DESCRIPTION OF THE TASK ->
Return the lines where the word "Pattern" occurs.

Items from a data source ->
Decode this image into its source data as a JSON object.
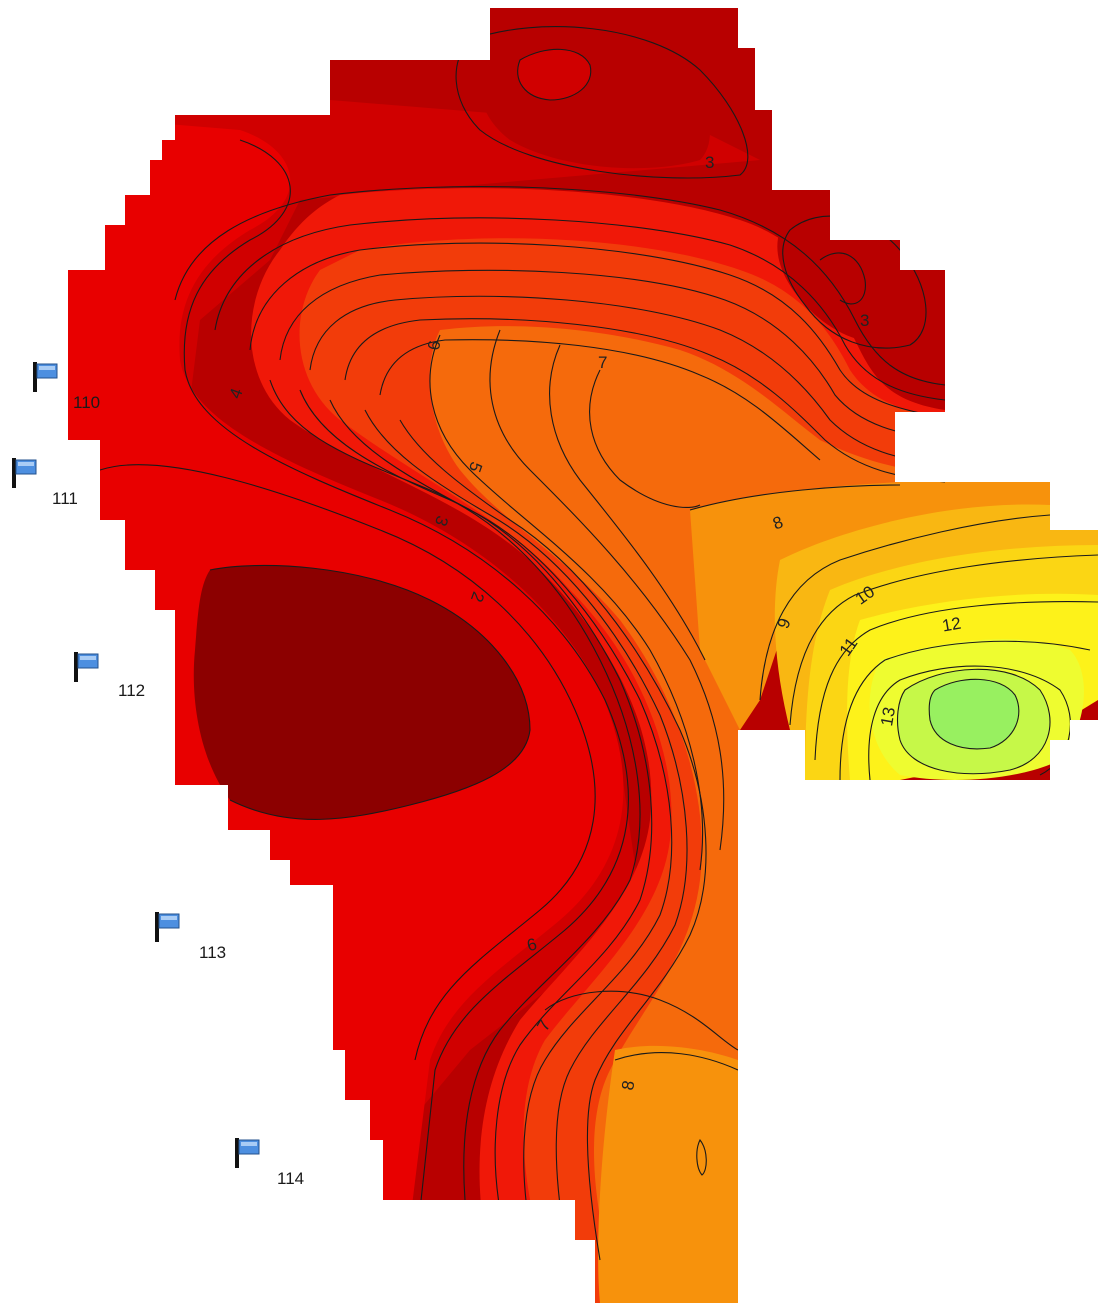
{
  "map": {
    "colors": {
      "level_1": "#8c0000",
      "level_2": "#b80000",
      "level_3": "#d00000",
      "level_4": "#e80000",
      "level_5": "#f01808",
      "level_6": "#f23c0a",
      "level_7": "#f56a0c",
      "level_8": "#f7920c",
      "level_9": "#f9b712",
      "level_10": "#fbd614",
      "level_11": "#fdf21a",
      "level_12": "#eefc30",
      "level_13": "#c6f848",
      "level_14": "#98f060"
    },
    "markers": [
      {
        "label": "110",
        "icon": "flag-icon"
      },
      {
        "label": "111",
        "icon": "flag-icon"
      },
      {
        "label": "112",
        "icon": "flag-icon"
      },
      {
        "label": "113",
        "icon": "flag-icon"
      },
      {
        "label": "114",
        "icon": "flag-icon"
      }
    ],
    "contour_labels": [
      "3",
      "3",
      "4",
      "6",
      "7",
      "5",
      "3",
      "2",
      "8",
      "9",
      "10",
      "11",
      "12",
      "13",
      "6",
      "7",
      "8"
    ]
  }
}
---
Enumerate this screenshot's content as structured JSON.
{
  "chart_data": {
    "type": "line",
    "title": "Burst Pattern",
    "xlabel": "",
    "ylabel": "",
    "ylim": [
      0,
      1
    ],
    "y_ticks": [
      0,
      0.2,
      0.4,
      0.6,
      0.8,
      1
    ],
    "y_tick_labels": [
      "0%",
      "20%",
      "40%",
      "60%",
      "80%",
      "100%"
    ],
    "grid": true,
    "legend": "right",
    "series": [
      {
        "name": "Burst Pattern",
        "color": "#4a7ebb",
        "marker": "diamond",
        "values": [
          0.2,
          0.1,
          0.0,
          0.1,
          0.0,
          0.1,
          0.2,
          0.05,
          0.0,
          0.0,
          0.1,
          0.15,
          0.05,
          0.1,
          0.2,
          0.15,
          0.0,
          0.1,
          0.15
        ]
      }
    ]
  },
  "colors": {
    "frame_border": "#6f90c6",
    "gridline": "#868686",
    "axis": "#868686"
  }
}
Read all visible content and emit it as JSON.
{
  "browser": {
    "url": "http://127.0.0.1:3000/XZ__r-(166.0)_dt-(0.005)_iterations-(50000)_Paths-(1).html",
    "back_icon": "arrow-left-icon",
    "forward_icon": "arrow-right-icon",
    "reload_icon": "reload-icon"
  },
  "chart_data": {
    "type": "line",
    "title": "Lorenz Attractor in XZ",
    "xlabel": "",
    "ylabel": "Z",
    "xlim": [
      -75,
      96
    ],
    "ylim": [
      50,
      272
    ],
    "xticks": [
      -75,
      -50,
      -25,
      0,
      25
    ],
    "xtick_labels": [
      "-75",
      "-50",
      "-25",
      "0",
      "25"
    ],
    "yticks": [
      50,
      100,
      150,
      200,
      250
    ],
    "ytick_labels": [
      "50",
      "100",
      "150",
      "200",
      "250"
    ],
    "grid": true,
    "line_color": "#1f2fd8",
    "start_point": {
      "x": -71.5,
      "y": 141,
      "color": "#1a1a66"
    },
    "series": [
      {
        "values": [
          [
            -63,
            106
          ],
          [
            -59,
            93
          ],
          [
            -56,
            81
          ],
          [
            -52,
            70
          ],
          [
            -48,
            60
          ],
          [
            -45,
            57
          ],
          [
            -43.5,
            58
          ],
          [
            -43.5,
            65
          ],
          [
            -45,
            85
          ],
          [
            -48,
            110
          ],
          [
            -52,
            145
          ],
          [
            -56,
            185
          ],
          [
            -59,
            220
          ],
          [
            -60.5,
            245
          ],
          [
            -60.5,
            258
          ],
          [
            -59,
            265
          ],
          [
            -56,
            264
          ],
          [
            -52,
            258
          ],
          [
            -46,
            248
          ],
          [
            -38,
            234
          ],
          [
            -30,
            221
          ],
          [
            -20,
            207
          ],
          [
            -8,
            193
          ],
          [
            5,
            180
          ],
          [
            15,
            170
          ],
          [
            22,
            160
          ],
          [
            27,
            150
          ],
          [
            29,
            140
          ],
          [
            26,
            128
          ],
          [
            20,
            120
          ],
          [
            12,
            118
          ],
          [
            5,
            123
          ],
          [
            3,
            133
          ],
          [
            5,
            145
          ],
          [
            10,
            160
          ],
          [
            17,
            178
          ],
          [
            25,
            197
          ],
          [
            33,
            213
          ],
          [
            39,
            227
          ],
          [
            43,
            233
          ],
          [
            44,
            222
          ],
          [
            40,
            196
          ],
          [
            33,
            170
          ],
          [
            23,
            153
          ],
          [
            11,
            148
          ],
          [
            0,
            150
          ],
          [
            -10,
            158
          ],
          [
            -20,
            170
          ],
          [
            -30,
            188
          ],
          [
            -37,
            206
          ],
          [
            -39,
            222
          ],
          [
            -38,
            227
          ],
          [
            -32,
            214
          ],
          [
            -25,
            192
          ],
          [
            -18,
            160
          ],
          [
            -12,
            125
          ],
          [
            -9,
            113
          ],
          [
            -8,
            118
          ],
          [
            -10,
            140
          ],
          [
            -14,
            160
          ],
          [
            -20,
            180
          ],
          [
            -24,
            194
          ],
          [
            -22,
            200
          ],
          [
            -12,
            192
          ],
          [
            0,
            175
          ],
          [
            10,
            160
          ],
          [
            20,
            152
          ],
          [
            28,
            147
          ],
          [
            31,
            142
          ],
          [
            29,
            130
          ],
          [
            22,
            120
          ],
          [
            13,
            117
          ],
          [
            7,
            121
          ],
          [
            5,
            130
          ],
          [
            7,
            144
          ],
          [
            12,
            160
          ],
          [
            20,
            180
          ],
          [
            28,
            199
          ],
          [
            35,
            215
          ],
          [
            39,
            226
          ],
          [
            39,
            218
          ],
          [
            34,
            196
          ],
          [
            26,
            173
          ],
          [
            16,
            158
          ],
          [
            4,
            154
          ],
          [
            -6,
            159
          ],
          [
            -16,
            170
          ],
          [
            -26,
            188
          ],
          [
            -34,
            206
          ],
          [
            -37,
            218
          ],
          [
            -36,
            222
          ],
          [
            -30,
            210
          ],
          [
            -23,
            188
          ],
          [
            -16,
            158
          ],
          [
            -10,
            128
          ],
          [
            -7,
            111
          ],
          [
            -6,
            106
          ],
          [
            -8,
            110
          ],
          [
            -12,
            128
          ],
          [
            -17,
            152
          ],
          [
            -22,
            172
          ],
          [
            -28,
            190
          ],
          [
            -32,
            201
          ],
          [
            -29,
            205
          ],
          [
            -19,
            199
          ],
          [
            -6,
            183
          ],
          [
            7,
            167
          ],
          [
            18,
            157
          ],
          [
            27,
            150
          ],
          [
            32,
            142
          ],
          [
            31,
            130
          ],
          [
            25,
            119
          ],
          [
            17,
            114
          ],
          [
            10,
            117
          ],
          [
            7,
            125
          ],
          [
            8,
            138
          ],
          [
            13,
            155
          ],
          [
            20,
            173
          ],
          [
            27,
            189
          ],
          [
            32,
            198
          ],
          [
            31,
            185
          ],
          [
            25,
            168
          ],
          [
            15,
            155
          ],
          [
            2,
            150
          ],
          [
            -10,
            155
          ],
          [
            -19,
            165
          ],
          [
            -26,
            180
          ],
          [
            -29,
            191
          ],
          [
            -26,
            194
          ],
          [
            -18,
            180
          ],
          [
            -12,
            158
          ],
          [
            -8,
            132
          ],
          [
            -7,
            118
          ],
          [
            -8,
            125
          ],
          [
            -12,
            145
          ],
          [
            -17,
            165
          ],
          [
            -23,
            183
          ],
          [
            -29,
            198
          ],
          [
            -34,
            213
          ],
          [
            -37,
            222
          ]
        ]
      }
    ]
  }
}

CORRECT ANSWER ->
    "title": "Burst Pattern",
        "name": "Burst Pattern",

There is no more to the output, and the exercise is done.